Set down each entry exactly as given; pictures should not appear in the copy.

_Recorded data_
—————

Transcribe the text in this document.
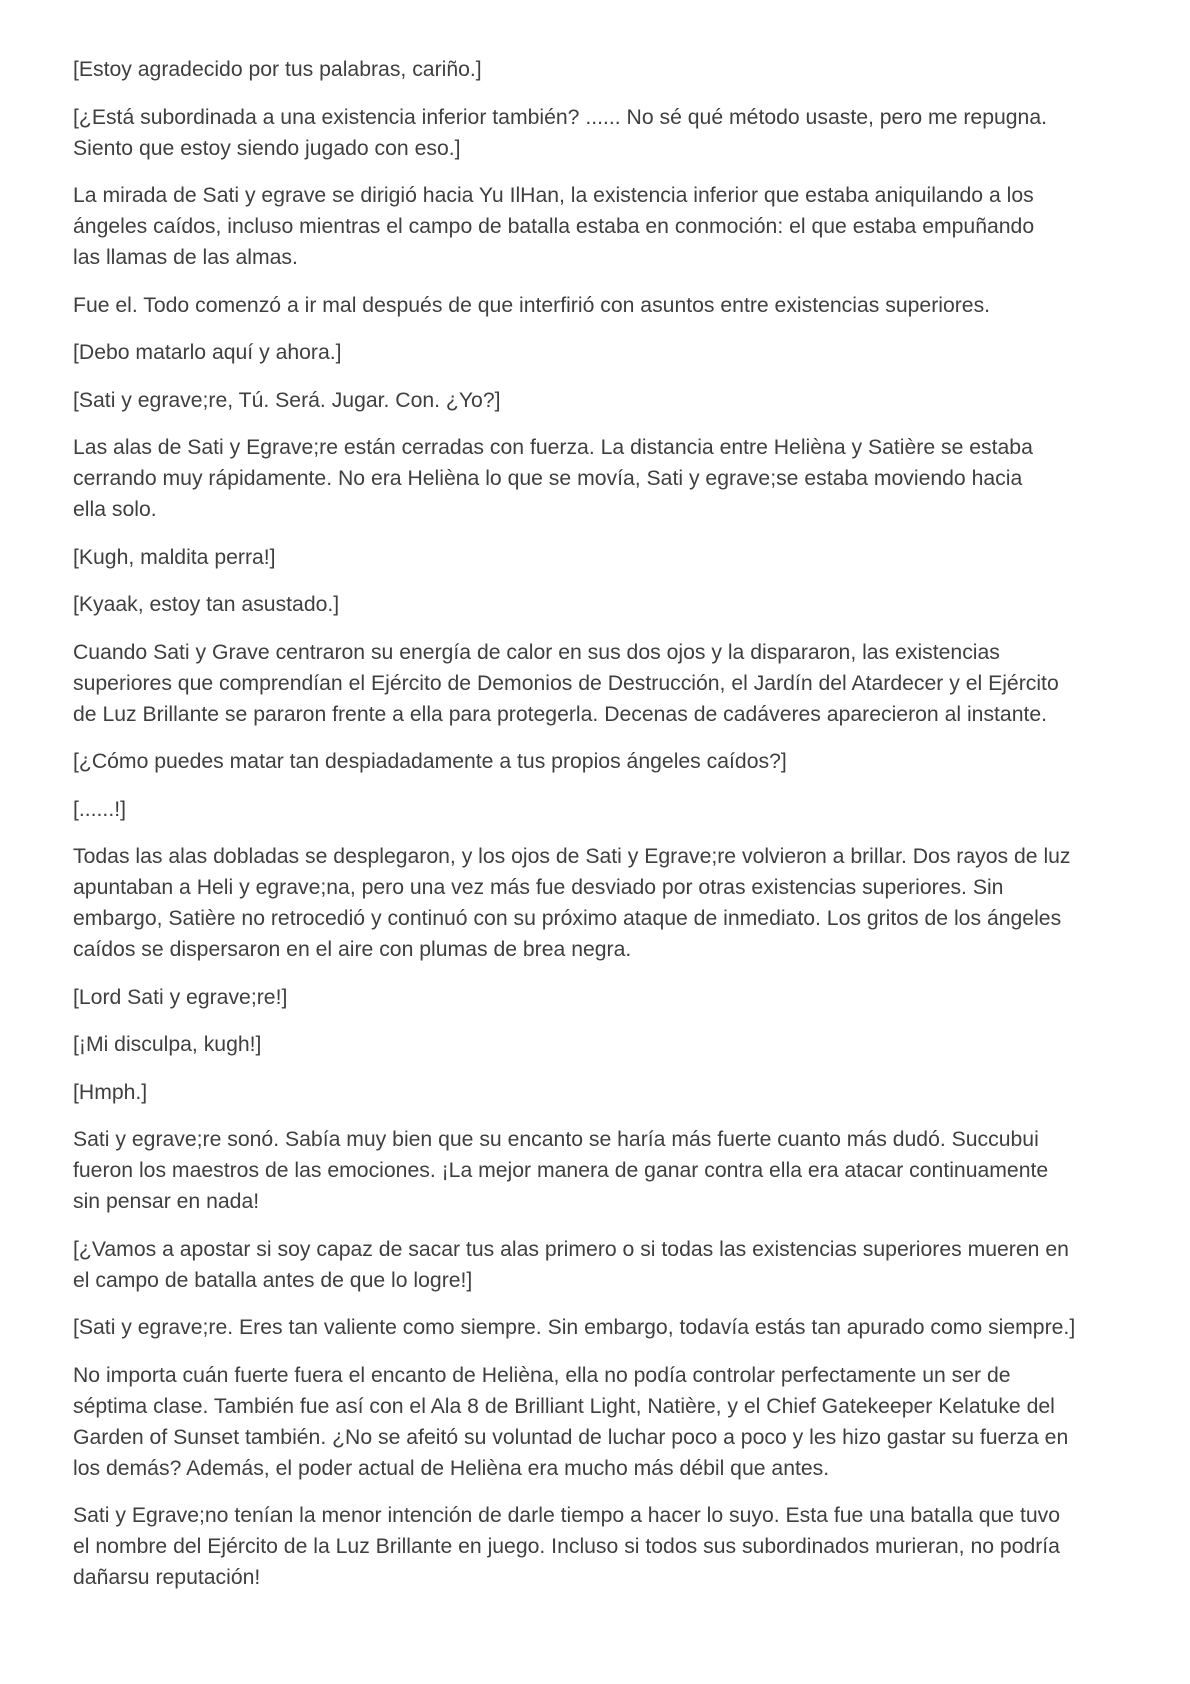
[Estoy agradecido por tus palabras, cariño.]

[¿Está subordinada a una existencia inferior también? ...... No sé qué método usaste, pero me repugna.
Siento que estoy siendo jugado con eso.]

La mirada de Sati y egrave se dirigió hacia Yu IlHan, la existencia inferior que estaba aniquilando a los
ángeles caídos, incluso mientras el campo de batalla estaba en conmoción: el que estaba empuñando
las llamas de las almas.

Fue el. Todo comenzó a ir mal después de que interfirió con asuntos entre existencias superiores.

[Debo matarlo aquí y ahora.]

[Sati y egrave;re, Tú. Será. Jugar. Con. ¿Yo?]

Las alas de Sati y Egrave;re están cerradas con fuerza. La distancia entre Helièna y Satière se estaba
cerrando muy rápidamente. No era Helièna lo que se movía, Sati y egrave;se estaba moviendo hacia
ella solo.

[Kugh, maldita perra!]

[Kyaak, estoy tan asustado.]

Cuando Sati y Grave centraron su energía de calor en sus dos ojos y la dispararon, las existencias
superiores que comprendían el Ejército de Demonios de Destrucción, el Jardín del Atardecer y el Ejército
de Luz Brillante se pararon frente a ella para protegerla. Decenas de cadáveres aparecieron al instante.

[¿Cómo puedes matar tan despiadadamente a tus propios ángeles caídos?]

[......!]

Todas las alas dobladas se desplegaron, y los ojos de Sati y Egrave;re volvieron a brillar. Dos rayos de luz
apuntaban a Heli y egrave;na, pero una vez más fue desviado por otras existencias superiores. Sin
embargo, Satière no retrocedió y continuó con su próximo ataque de inmediato. Los gritos de los ángeles
caídos se dispersaron en el aire con plumas de brea negra.

[Lord Sati y egrave;re!]

[¡Mi disculpa, kugh!]

[Hmph.]

Sati y egrave;re sonó. Sabía muy bien que su encanto se haría más fuerte cuanto más dudó. Succubui
fueron los maestros de las emociones. ¡La mejor manera de ganar contra ella era atacar continuamente
sin pensar en nada!

[¿Vamos a apostar si soy capaz de sacar tus alas primero o si todas las existencias superiores mueren en
el campo de batalla antes de que lo logre!]

[Sati y egrave;re. Eres tan valiente como siempre. Sin embargo, todavía estás tan apurado como siempre.]

No importa cuán fuerte fuera el encanto de Helièna, ella no podía controlar perfectamente un ser de
séptima clase. También fue así con el Ala 8 de Brilliant Light, Natière, y el Chief Gatekeeper Kelatuke del
Garden of Sunset también. ¿No se afeitó su voluntad de luchar poco a poco y les hizo gastar su fuerza en
los demás? Además, el poder actual de Helièna era mucho más débil que antes.

Sati y Egrave;no tenían la menor intención de darle tiempo a hacer lo suyo. Esta fue una batalla que tuvo
el nombre del Ejército de la Luz Brillante en juego. Incluso si todos sus subordinados murieran, no podría
dañarsu reputación!
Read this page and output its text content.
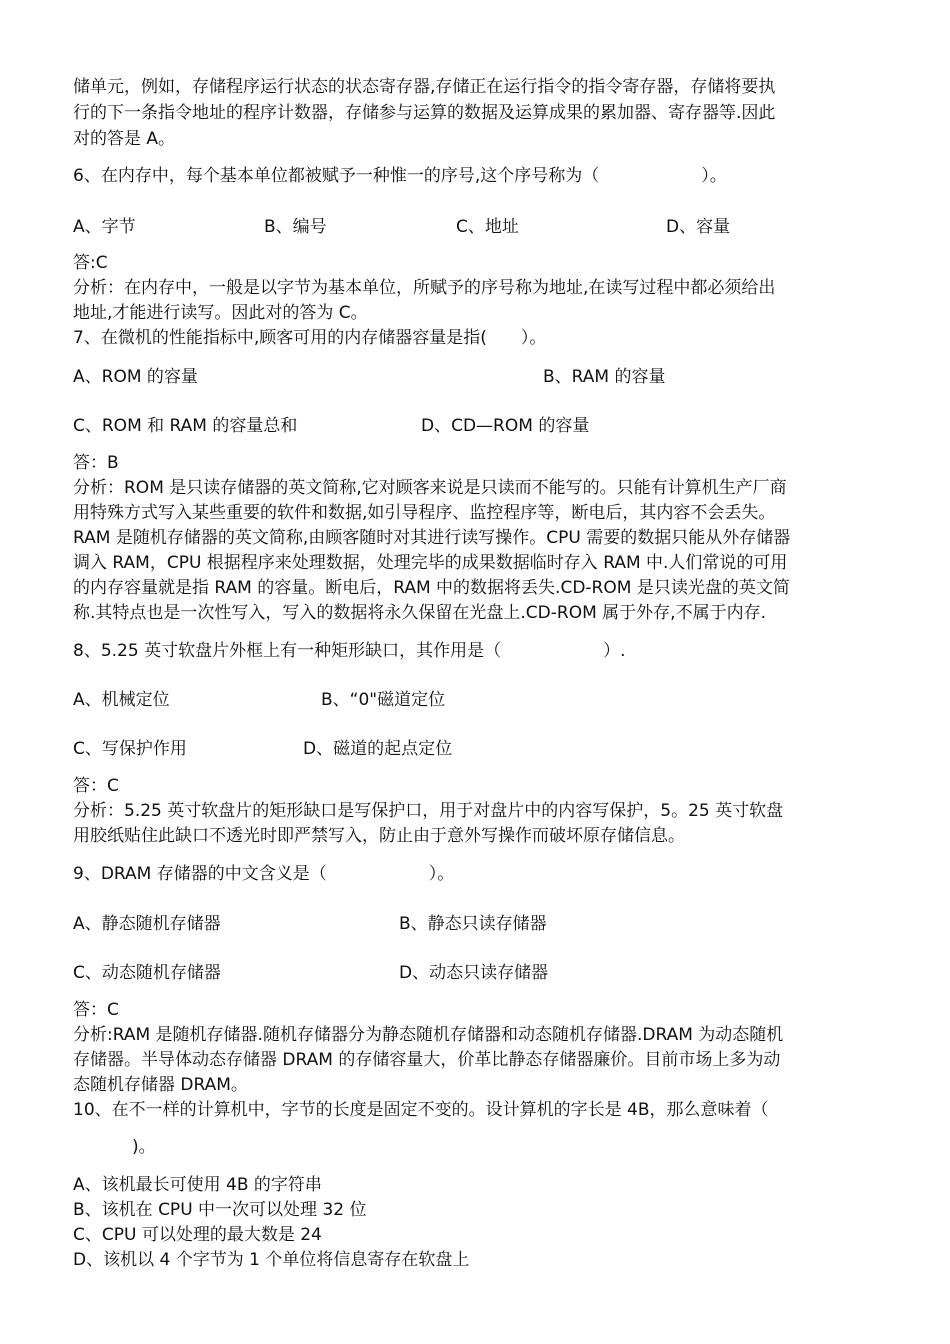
储单元，例如，存储程序运行状态的状态寄存器,存储正在运行指令的指令寄存器，存储将要执
行的下一条指令地址的程序计数器，存储参与运算的数据及运算成果的累加器、寄存器等.因此
对的答是 A。
6、在内存中，每个基本单位都被赋予一种惟一的序号,这个序号称为（　　　　　　）。
A、字节	B、编号	C、地址	D、容量
答:C
分析：在内存中，一般是以字节为基本单位，所赋予的序号称为地址,在读写过程中都必须给出
地址,才能进行读写。因此对的答为 C。
7、在微机的性能指标中,顾客可用的内存储器容量是指(　　）。
A、ROM 的容量	B、RAM 的容量
C、ROM 和 RAM 的容量总和	D、CD—ROM 的容量
答：B
分析：ROM 是只读存储器的英文简称,它对顾客来说是只读而不能写的。只能有计算机生产厂商
用特殊方式写入某些重要的软件和数据,如引导程序、监控程序等，断电后，其内容不会丢失。
RAM 是随机存储器的英文简称,由顾客随时对其进行读写操作。CPU 需要的数据只能从外存储器
调入 RAM，CPU 根据程序来处理数据，处理完毕的成果数据临时存入 RAM 中.人们常说的可用
的内存容量就是指 RAM 的容量。断电后，RAM 中的数据将丢失.CD-ROM 是只读光盘的英文简
称.其特点也是一次性写入，写入的数据将永久保留在光盘上.CD-ROM 属于外存,不属于内存.
8、5.25 英寸软盘片外框上有一种矩形缺口，其作用是（　　　　　　）.
A、机械定位	B、“0"磁道定位
C、写保护作用	D、磁道的起点定位
答：C
分析：5.25 英寸软盘片的矩形缺口是写保护口，用于对盘片中的内容写保护，5。25 英寸软盘
用胶纸贴住此缺口不透光时即严禁写入，防止由于意外写操作而破坏原存储信息。
9、DRAM 存储器的中文含义是（　　　　　　）。
A、静态随机存储器	B、静态只读存储器
C、动态随机存储器	D、动态只读存储器
答：C
分析:RAM 是随机存储器.随机存储器分为静态随机存储器和动态随机存储器.DRAM 为动态随机
存储器。半导体动态存储器 DRAM 的存储容量大，价革比静态存储器廉价。目前市场上多为动
态随机存储器 DRAM。
10、在不一样的计算机中，字节的长度是固定不变的。设计算机的字长是 4B，那么意味着（
)。
A、该机最长可使用 4B 的字符串
B、该机在 CPU 中一次可以处理 32 位
C、CPU 可以处理的最大数是 24
D、该机以 4 个字节为 1 个单位将信息寄存在软盘上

—————

_Task answer_
Transcribe the text in this document.
[Estoy agradecido por tus palabras, cariño.]

[¿Está subordinada a una existencia inferior también? ...... No sé qué método usaste, pero me repugna.
Siento que estoy siendo jugado con eso.]

La mirada de Sati y egrave se dirigió hacia Yu IlHan, la existencia inferior que estaba aniquilando a los
ángeles caídos, incluso mientras el campo de batalla estaba en conmoción: el que estaba empuñando
las llamas de las almas.

Fue el. Todo comenzó a ir mal después de que interfirió con asuntos entre existencias superiores.

[Debo matarlo aquí y ahora.]

[Sati y egrave;re, Tú. Será. Jugar. Con. ¿Yo?]

Las alas de Sati y Egrave;re están cerradas con fuerza. La distancia entre Helièna y Satière se estaba
cerrando muy rápidamente. No era Helièna lo que se movía, Sati y egrave;se estaba moviendo hacia
ella solo.

[Kugh, maldita perra!]

[Kyaak, estoy tan asustado.]

Cuando Sati y Grave centraron su energía de calor en sus dos ojos y la dispararon, las existencias
superiores que comprendían el Ejército de Demonios de Destrucción, el Jardín del Atardecer y el Ejército
de Luz Brillante se pararon frente a ella para protegerla. Decenas de cadáveres aparecieron al instante.

[¿Cómo puedes matar tan despiadadamente a tus propios ángeles caídos?]

[......!]

Todas las alas dobladas se desplegaron, y los ojos de Sati y Egrave;re volvieron a brillar. Dos rayos de luz
apuntaban a Heli y egrave;na, pero una vez más fue desviado por otras existencias superiores. Sin
embargo, Satière no retrocedió y continuó con su próximo ataque de inmediato. Los gritos de los ángeles
caídos se dispersaron en el aire con plumas de brea negra.

[Lord Sati y egrave;re!]

[¡Mi disculpa, kugh!]

[Hmph.]

Sati y egrave;re sonó. Sabía muy bien que su encanto se haría más fuerte cuanto más dudó. Succubui
fueron los maestros de las emociones. ¡La mejor manera de ganar contra ella era atacar continuamente
sin pensar en nada!

[¿Vamos a apostar si soy capaz de sacar tus alas primero o si todas las existencias superiores mueren en
el campo de batalla antes de que lo logre!]

[Sati y egrave;re. Eres tan valiente como siempre. Sin embargo, todavía estás tan apurado como siempre.]

No importa cuán fuerte fuera el encanto de Helièna, ella no podía controlar perfectamente un ser de
séptima clase. También fue así con el Ala 8 de Brilliant Light, Natière, y el Chief Gatekeeper Kelatuke del
Garden of Sunset también. ¿No se afeitó su voluntad de luchar poco a poco y les hizo gastar su fuerza en
los demás? Además, el poder actual de Helièna era mucho más débil que antes.

Sati y Egrave;no tenían la menor intención de darle tiempo a hacer lo suyo. Esta fue una batalla que tuvo
el nombre del Ejército de la Luz Brillante en juego. Incluso si todos sus subordinados murieran, no podría
dañarsu reputación!
Read this page and output its text content.
储单元，例如，存储程序运行状态的状态寄存器,存储正在运行指令的指令寄存器，存储将要执
行的下一条指令地址的程序计数器，存储参与运算的数据及运算成果的累加器、寄存器等.因此
对的答是 A。
6、在内存中，每个基本单位都被赋予一种惟一的序号,这个序号称为（　　　　　　）。
A、字节	B、编号	C、地址	D、容量
答:C
分析：在内存中，一般是以字节为基本单位，所赋予的序号称为地址,在读写过程中都必须给出
地址,才能进行读写。因此对的答为 C。
7、在微机的性能指标中,顾客可用的内存储器容量是指(　　）。
A、ROM 的容量	B、RAM 的容量
C、ROM 和 RAM 的容量总和	D、CD—ROM 的容量
答：B
分析：ROM 是只读存储器的英文简称,它对顾客来说是只读而不能写的。只能有计算机生产厂商
用特殊方式写入某些重要的软件和数据,如引导程序、监控程序等，断电后，其内容不会丢失。
RAM 是随机存储器的英文简称,由顾客随时对其进行读写操作。CPU 需要的数据只能从外存储器
调入 RAM，CPU 根据程序来处理数据，处理完毕的成果数据临时存入 RAM 中.人们常说的可用
的内存容量就是指 RAM 的容量。断电后，RAM 中的数据将丢失.CD-ROM 是只读光盘的英文简
称.其特点也是一次性写入，写入的数据将永久保留在光盘上.CD-ROM 属于外存,不属于内存.
8、5.25 英寸软盘片外框上有一种矩形缺口，其作用是（　　　　　　）.
A、机械定位	B、“0"磁道定位
C、写保护作用	D、磁道的起点定位
答：C
分析：5.25 英寸软盘片的矩形缺口是写保护口，用于对盘片中的内容写保护，5。25 英寸软盘
用胶纸贴住此缺口不透光时即严禁写入，防止由于意外写操作而破坏原存储信息。
9、DRAM 存储器的中文含义是（　　　　　　）。
A、静态随机存储器	B、静态只读存储器
C、动态随机存储器	D、动态只读存储器
答：C
分析:RAM 是随机存储器.随机存储器分为静态随机存储器和动态随机存储器.DRAM 为动态随机
存储器。半导体动态存储器 DRAM 的存储容量大，价革比静态存储器廉价。目前市场上多为动
态随机存储器 DRAM。
10、在不一样的计算机中，字节的长度是固定不变的。设计算机的字长是 4B，那么意味着（
)。
A、该机最长可使用 4B 的字符串
B、该机在 CPU 中一次可以处理 32 位
C、CPU 可以处理的最大数是 24
D、该机以 4 个字节为 1 个单位将信息寄存在软盘上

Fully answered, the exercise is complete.